To do:
Of all the lines in this data, how many include "shelter"? Respond with the number only.

Data:
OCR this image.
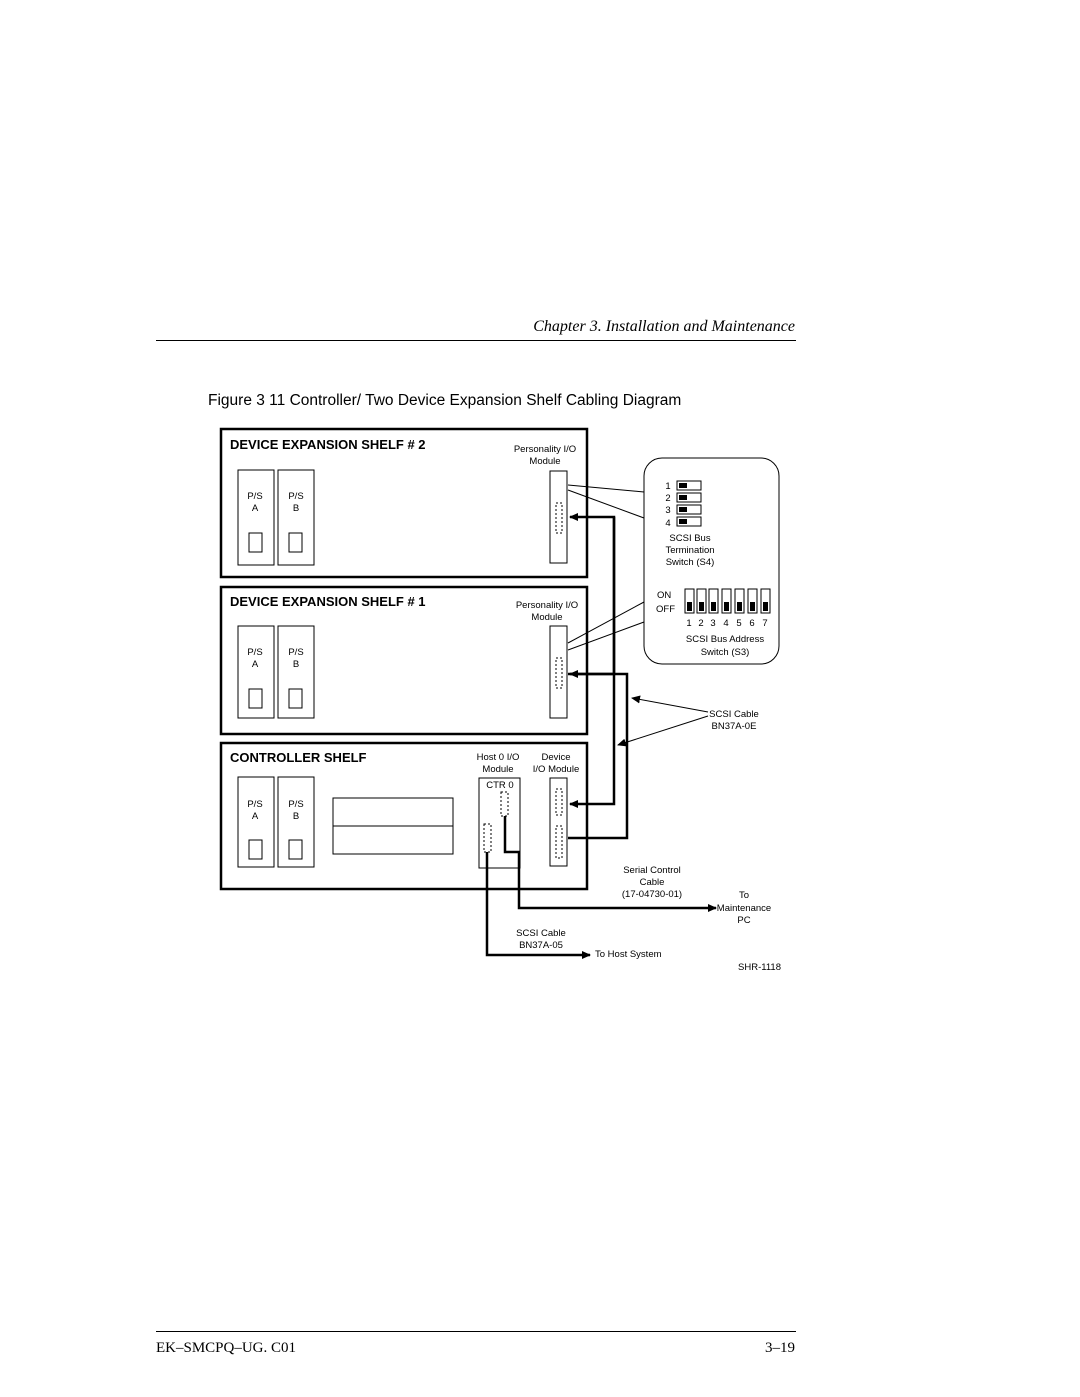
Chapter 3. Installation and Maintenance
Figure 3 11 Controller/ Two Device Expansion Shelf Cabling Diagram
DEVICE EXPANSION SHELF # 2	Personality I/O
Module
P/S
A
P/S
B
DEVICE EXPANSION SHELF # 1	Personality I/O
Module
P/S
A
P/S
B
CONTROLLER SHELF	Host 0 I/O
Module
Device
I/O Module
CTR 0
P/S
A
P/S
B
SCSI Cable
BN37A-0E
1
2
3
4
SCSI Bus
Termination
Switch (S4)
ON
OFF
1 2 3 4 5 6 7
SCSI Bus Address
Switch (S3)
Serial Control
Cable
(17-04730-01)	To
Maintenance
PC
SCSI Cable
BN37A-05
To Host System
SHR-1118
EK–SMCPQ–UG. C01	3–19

--

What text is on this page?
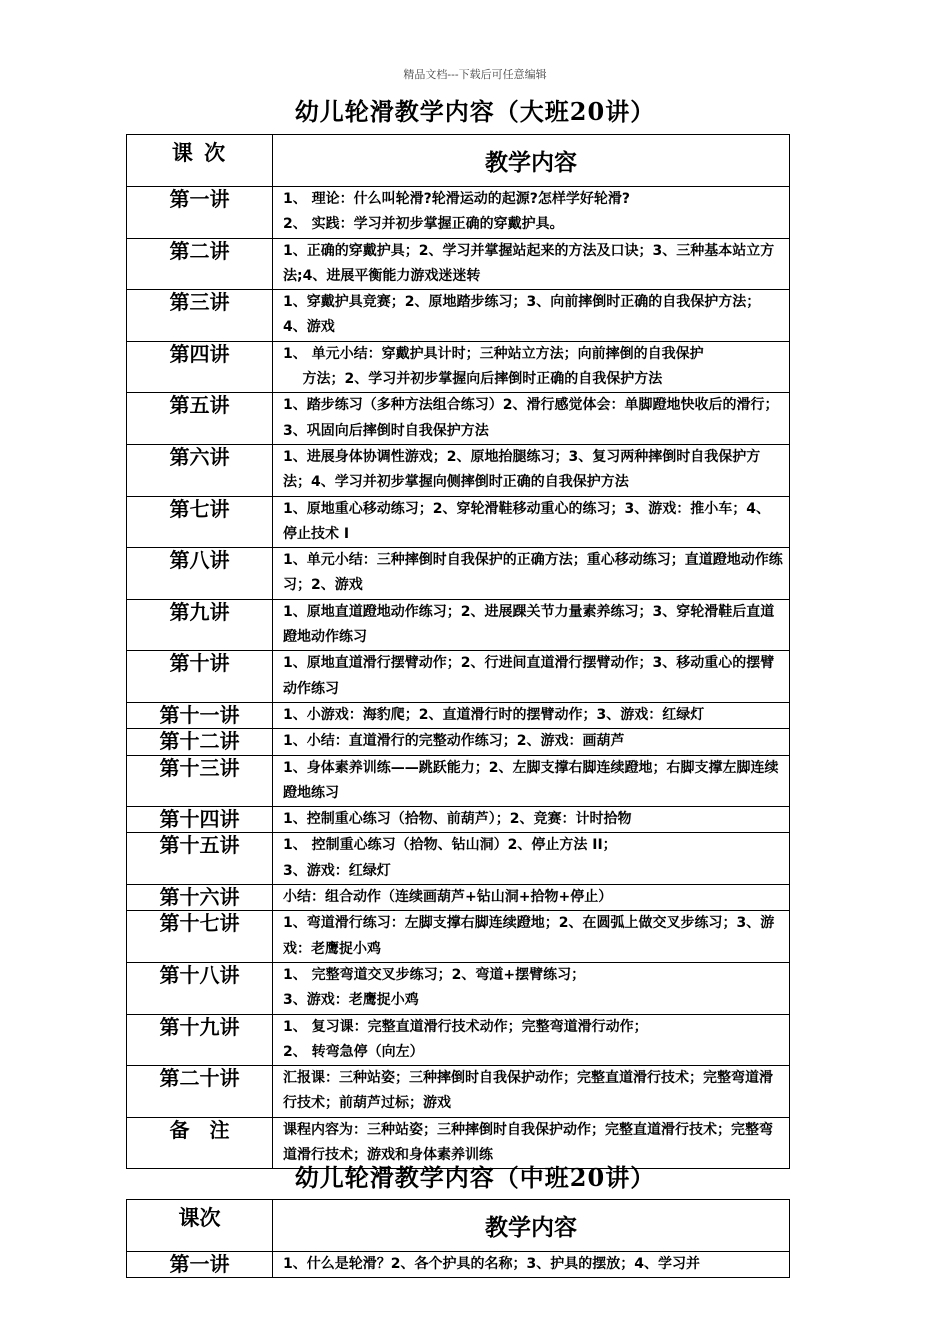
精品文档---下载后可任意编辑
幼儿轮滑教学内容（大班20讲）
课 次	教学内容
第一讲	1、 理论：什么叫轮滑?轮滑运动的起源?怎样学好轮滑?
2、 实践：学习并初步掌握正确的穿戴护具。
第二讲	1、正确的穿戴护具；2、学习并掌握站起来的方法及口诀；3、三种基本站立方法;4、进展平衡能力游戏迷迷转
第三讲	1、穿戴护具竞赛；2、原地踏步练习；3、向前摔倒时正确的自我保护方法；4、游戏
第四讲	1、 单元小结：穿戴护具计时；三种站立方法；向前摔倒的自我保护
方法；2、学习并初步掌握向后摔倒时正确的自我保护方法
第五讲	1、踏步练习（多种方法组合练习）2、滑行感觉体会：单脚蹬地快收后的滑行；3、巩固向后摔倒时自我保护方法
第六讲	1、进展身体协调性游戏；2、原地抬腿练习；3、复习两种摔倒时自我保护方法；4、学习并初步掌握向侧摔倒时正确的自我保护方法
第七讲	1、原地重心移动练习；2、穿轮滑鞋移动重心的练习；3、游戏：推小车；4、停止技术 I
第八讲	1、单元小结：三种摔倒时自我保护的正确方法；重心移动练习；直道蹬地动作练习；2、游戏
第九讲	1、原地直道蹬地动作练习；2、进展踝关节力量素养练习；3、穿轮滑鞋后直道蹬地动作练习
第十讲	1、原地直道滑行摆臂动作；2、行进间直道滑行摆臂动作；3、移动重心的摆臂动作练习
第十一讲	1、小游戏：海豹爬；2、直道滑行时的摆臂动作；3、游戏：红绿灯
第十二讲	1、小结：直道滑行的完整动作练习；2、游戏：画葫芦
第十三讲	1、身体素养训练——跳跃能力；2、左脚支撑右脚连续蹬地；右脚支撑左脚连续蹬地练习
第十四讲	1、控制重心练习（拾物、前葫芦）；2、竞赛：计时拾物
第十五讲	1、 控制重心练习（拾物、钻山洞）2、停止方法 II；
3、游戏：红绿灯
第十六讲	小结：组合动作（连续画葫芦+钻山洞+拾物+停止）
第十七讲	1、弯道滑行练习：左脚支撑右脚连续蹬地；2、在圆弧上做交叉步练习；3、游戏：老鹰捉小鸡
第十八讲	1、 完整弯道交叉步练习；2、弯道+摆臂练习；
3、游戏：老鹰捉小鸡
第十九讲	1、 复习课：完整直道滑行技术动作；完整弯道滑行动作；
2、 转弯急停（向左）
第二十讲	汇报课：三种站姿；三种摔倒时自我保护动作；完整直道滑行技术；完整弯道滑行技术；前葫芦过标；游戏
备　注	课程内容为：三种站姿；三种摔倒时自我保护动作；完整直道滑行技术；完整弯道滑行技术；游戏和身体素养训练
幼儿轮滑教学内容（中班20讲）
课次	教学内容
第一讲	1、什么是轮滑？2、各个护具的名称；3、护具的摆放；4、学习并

==

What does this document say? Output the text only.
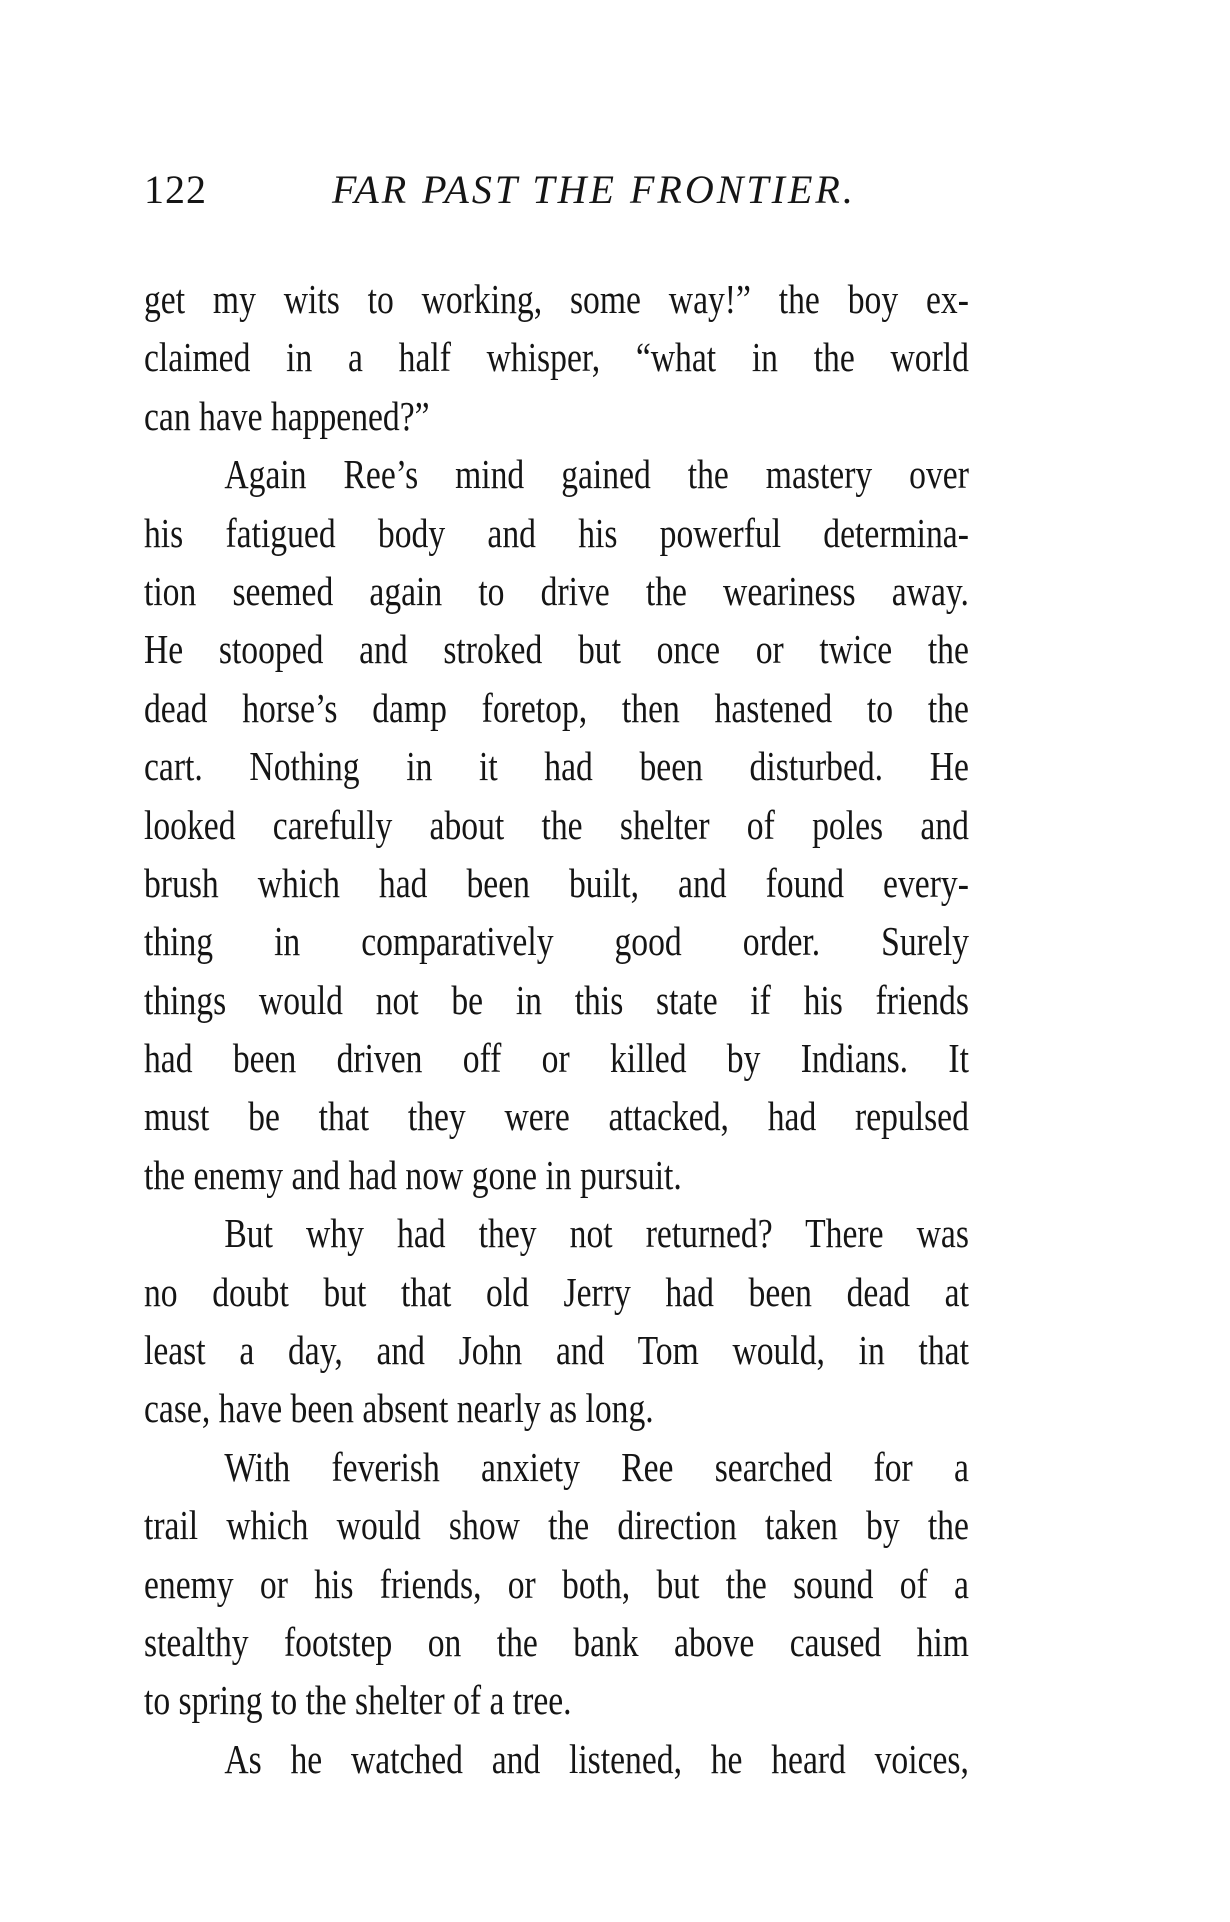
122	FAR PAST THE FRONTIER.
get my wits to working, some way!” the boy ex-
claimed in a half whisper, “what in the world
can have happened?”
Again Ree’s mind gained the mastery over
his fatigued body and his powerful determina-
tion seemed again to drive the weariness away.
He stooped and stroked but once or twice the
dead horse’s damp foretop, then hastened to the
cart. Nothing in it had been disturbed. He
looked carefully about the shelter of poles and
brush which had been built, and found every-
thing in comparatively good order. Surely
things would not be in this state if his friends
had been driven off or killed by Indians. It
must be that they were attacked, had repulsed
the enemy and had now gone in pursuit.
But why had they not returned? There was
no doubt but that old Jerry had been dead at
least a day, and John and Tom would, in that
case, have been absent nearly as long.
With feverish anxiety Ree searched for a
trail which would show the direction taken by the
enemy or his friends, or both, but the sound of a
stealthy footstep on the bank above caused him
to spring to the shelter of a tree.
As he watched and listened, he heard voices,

Result of this task:
2